%%

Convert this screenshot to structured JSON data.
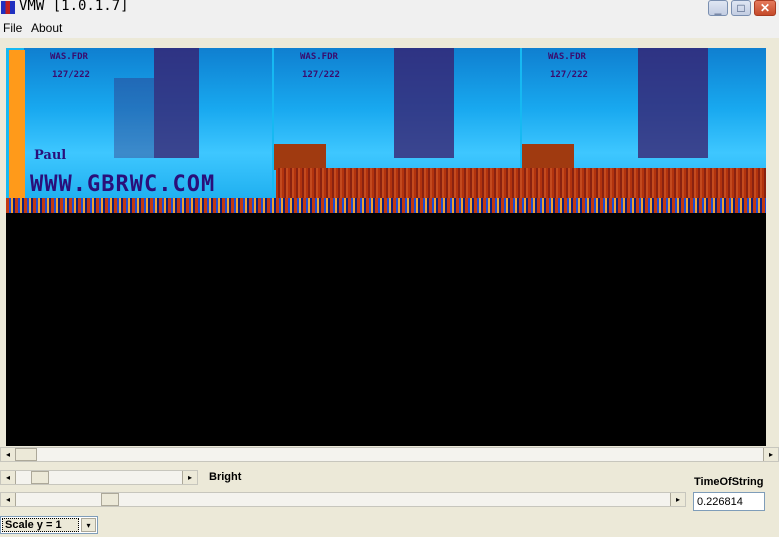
{
  "window": {
    "title": "VMW [1.0.1.7]",
    "minimize_glyph": "_",
    "maximize_glyph": "□",
    "close_glyph": "✕"
  },
  "menu": {
    "file": "File",
    "about": "About"
  },
  "viewer": {
    "overlay_title": "WAS.FDR",
    "overlay_code": "127/222",
    "paul_label": "Paul",
    "watermark": "WWW.GBRWC.COM"
  },
  "controls": {
    "bright_label": "Bright",
    "time_label": "TimeOfString",
    "time_value": "0.226814",
    "scale_value": "Scale y = 1"
  },
  "icons": {
    "left_arrow": "◂",
    "right_arrow": "▸",
    "down_arrow": "▾"
  },
  "colors": {
    "image_blue": "#16b9f2",
    "image_red": "#b2330e",
    "image_orange": "#ff9a1a"
  }
}
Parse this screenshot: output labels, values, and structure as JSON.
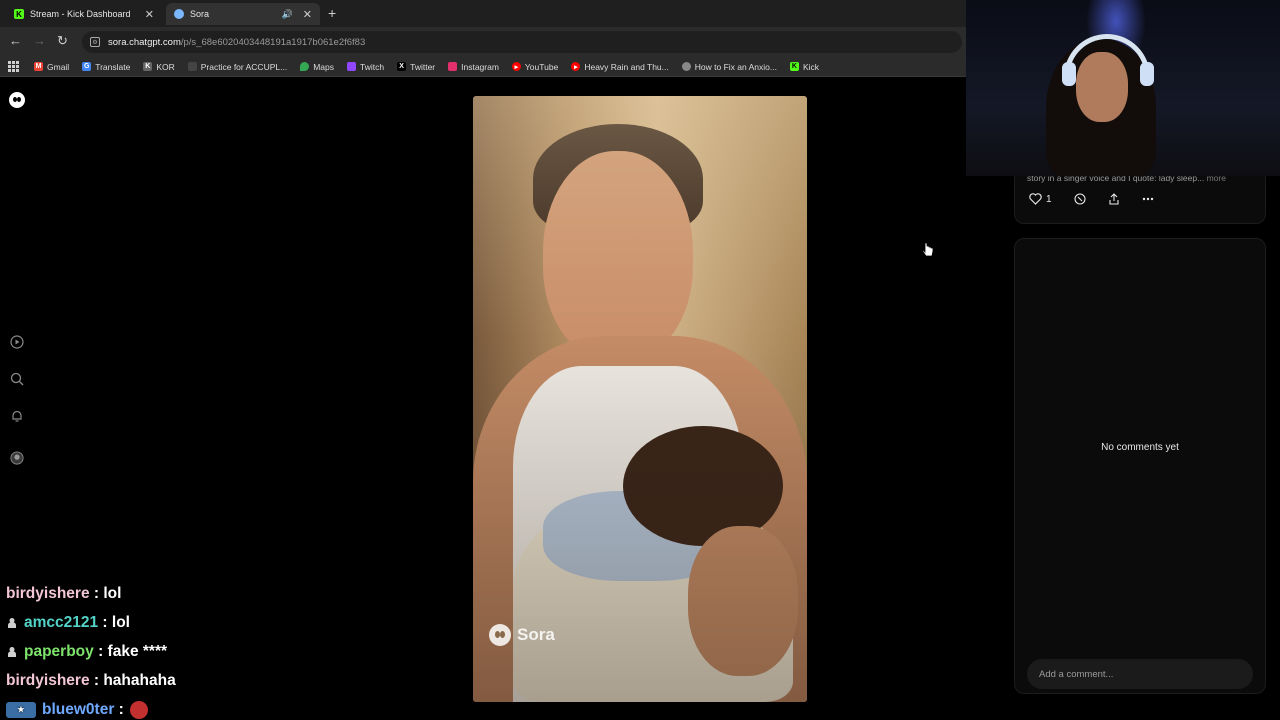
{
  "browser": {
    "tabs": [
      {
        "title": "Stream - Kick Dashboard",
        "favicon": "kick-icon",
        "color": "#53fc18"
      },
      {
        "title": "Sora",
        "favicon": "sora-icon",
        "active": true
      }
    ],
    "address": {
      "host": "sora.chatgpt.com",
      "path": "/p/s_68e6020403448191a1917b061e2f6f83"
    },
    "bookmarks": [
      {
        "label": "Gmail",
        "icon": "gmail-icon",
        "color": "#ea4335"
      },
      {
        "label": "Translate",
        "icon": "translate-icon",
        "color": "#4285f4"
      },
      {
        "label": "KOR",
        "icon": "kor-icon",
        "color": "#666666"
      },
      {
        "label": "Practice for ACCUPL...",
        "icon": "blank-icon",
        "color": "#444444"
      },
      {
        "label": "Maps",
        "icon": "maps-icon",
        "color": "#34a853"
      },
      {
        "label": "Twitch",
        "icon": "twitch-icon",
        "color": "#9146ff"
      },
      {
        "label": "Twitter",
        "icon": "x-icon",
        "color": "#000000"
      },
      {
        "label": "Instagram",
        "icon": "instagram-icon",
        "color": "#e1306c"
      },
      {
        "label": "YouTube",
        "icon": "youtube-icon",
        "color": "#ff0000"
      },
      {
        "label": "Heavy Rain and Thu...",
        "icon": "youtube-icon",
        "color": "#ff0000"
      },
      {
        "label": "How to Fix an Anxio...",
        "icon": "site-icon",
        "color": "#888888"
      },
      {
        "label": "Kick",
        "icon": "kick-icon",
        "color": "#53fc18"
      }
    ]
  },
  "sora": {
    "watermark": "Sora",
    "post": {
      "description": "story in a singer voice and I quote: lady sleep...",
      "more_label": "more",
      "like_count": "1"
    },
    "comments": {
      "empty_text": "No comments yet",
      "input_placeholder": "Add a comment..."
    }
  },
  "stream_chat": [
    {
      "user": "birdyishere",
      "message": "lol",
      "color": "#f2c6d6",
      "badge": ""
    },
    {
      "user": "amcc2121",
      "message": "lol",
      "color": "#53d3c8",
      "badge": "user-badge"
    },
    {
      "user": "paperboy",
      "message": "fake ****",
      "color": "#7ee36b",
      "badge": "user-badge"
    },
    {
      "user": "birdyishere",
      "message": "hahahaha",
      "color": "#f2c6d6",
      "badge": ""
    },
    {
      "user": "bluew0ter",
      "message": "",
      "color": "#6fa8ff",
      "badge": "sub-badge",
      "emote": true
    }
  ]
}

%%

### Problem details
Scan the records above for the string "watermark", then select every line that holds it.

### The answer
    "watermark": "WWW.GBRWC.COM"
    "watermark": "Sora",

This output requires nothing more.